Given exercise
Every line of the records below should be restated exactly.

[Saved entries]
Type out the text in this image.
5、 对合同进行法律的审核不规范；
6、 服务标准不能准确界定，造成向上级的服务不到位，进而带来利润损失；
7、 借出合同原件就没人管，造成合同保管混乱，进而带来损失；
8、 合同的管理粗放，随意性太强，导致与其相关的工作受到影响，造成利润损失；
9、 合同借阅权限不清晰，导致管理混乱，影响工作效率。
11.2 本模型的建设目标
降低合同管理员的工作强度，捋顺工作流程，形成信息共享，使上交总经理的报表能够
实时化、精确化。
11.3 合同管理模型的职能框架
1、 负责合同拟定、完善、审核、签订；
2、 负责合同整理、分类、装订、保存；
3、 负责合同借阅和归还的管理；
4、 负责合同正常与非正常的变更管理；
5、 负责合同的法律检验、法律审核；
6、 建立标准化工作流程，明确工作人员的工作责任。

Exercise response
Type out the text in this image.
5、 对合同进行法律的审核不规范；
6、 服务标准不能准确界定，造成向上级的服务不到位，进而带来利润损失；
7、 借出合同原件就没人管，造成合同保管混乱，进而带来损失；
8、 合同的管理粗放，随意性太强，导致与其相关的工作受到影响，造成利润损失；
9、 合同借阅权限不清晰，导致管理混乱，影响工作效率。
11.2 本模型的建设目标
降低合同管理员的工作强度，捋顺工作流程，形成信息共享，使上交总经理的报表能够
实时化、精确化。
11.3 合同管理模型的职能框架
1、 负责合同拟定、完善、审核、签订；
2、 负责合同整理、分类、装订、保存；
3、 负责合同借阅和归还的管理；
4、 负责合同正常与非正常的变更管理；
5、 负责合同的法律检验、法律审核；
6、 建立标准化工作流程，明确工作人员的工作责任。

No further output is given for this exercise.